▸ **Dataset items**
>> start

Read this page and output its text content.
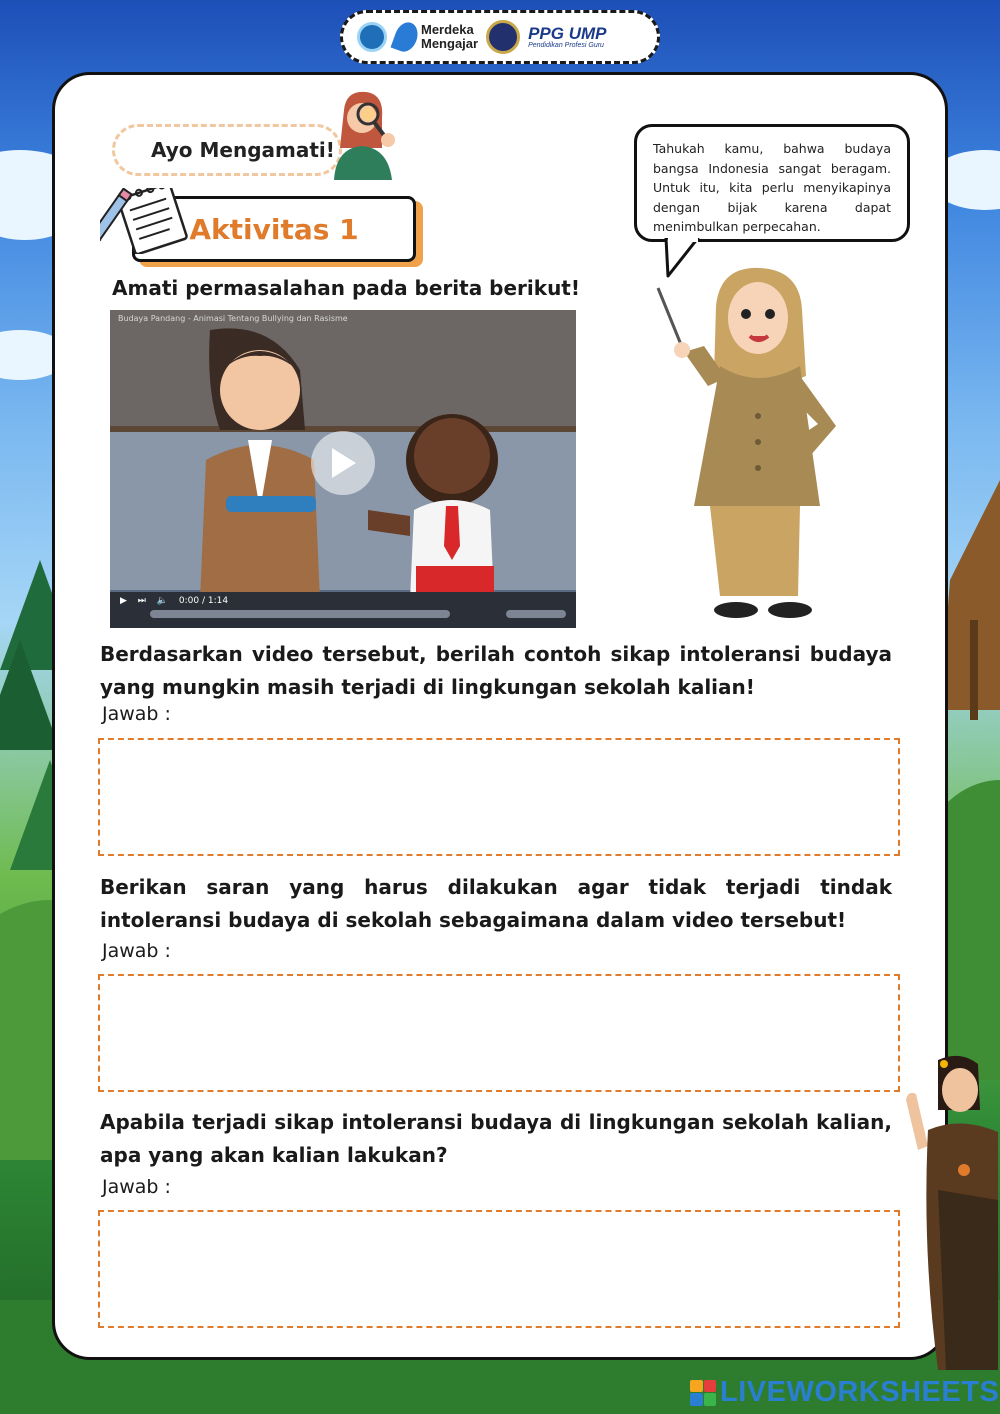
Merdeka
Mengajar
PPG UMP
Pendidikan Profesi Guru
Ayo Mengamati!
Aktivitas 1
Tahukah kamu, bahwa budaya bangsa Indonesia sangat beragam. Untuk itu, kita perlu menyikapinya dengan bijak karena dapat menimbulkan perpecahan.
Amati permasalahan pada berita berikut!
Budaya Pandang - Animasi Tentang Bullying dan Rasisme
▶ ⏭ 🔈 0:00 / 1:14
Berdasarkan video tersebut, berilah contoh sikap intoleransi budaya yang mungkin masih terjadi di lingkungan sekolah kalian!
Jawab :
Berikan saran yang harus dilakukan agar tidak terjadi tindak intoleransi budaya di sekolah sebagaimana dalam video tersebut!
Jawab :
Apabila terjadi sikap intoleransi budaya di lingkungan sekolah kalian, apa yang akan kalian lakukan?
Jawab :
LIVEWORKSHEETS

>> end
>> start

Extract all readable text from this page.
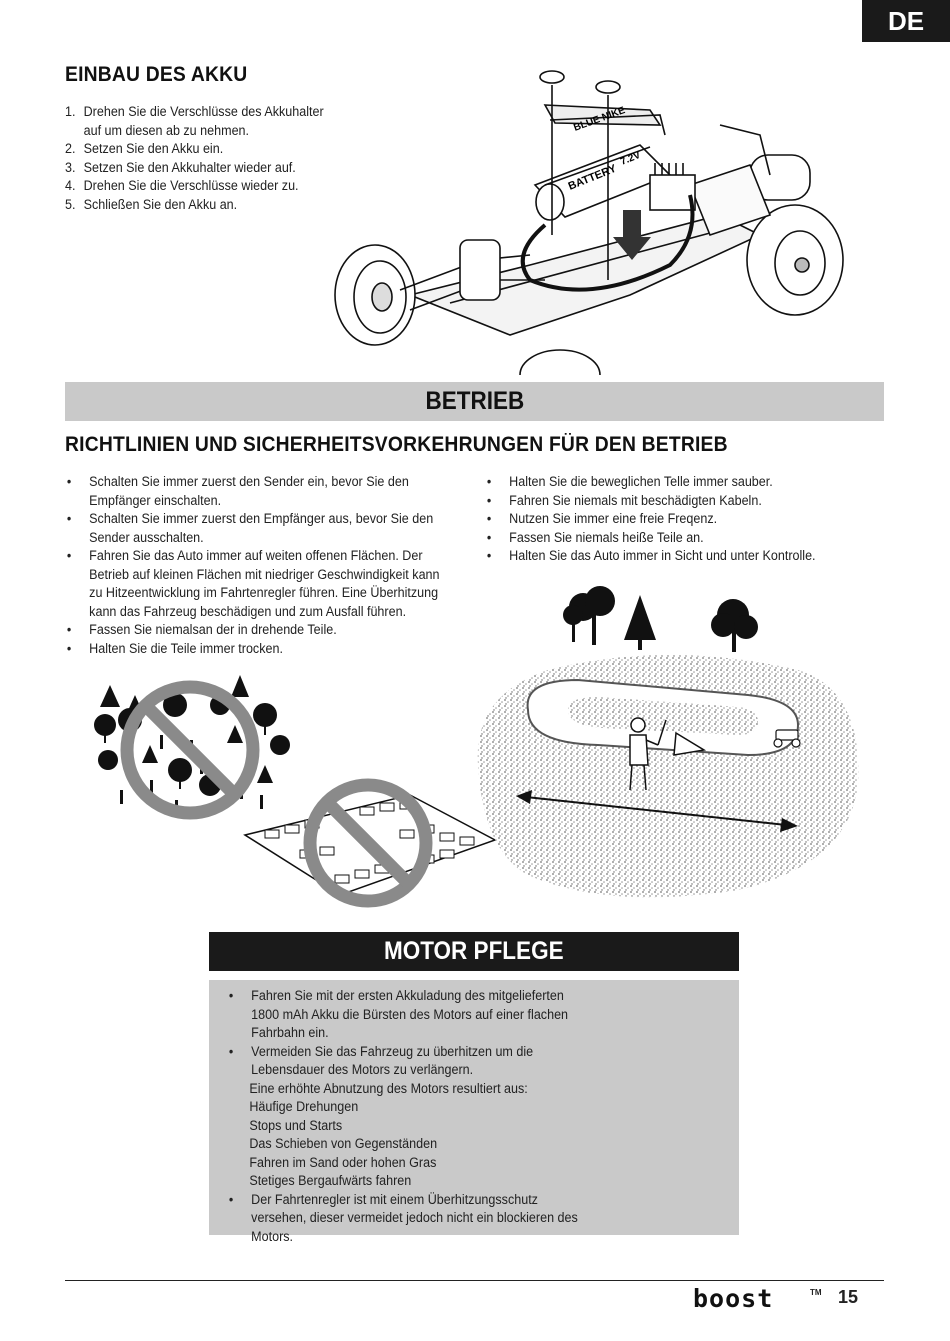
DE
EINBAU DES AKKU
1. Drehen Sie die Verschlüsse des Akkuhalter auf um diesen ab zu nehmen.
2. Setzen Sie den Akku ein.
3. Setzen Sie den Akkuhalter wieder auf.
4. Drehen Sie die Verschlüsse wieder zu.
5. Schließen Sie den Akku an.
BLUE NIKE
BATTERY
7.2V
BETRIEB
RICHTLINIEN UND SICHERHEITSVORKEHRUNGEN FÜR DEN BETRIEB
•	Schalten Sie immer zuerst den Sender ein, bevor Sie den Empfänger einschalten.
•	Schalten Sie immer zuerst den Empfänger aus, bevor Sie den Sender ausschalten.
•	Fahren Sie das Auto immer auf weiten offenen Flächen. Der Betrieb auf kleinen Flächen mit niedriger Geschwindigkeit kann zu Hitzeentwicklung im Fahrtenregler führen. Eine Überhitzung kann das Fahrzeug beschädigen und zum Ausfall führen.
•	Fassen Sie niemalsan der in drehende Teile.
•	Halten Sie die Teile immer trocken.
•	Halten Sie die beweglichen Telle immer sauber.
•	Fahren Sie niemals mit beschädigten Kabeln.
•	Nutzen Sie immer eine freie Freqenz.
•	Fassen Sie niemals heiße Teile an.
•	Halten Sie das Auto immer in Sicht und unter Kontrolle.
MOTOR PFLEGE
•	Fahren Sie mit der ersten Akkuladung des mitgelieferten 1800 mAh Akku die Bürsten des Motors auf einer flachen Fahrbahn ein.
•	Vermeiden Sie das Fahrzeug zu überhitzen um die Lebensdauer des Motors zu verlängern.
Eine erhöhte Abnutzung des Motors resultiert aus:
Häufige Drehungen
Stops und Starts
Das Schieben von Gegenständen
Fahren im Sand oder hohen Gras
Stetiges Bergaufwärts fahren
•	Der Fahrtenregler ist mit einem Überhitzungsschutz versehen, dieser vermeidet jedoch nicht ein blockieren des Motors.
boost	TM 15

>> end

▸ **Task to complete**
What is the number of lines in the records that contain "this"? Give that number only.

▸ **Final result**
2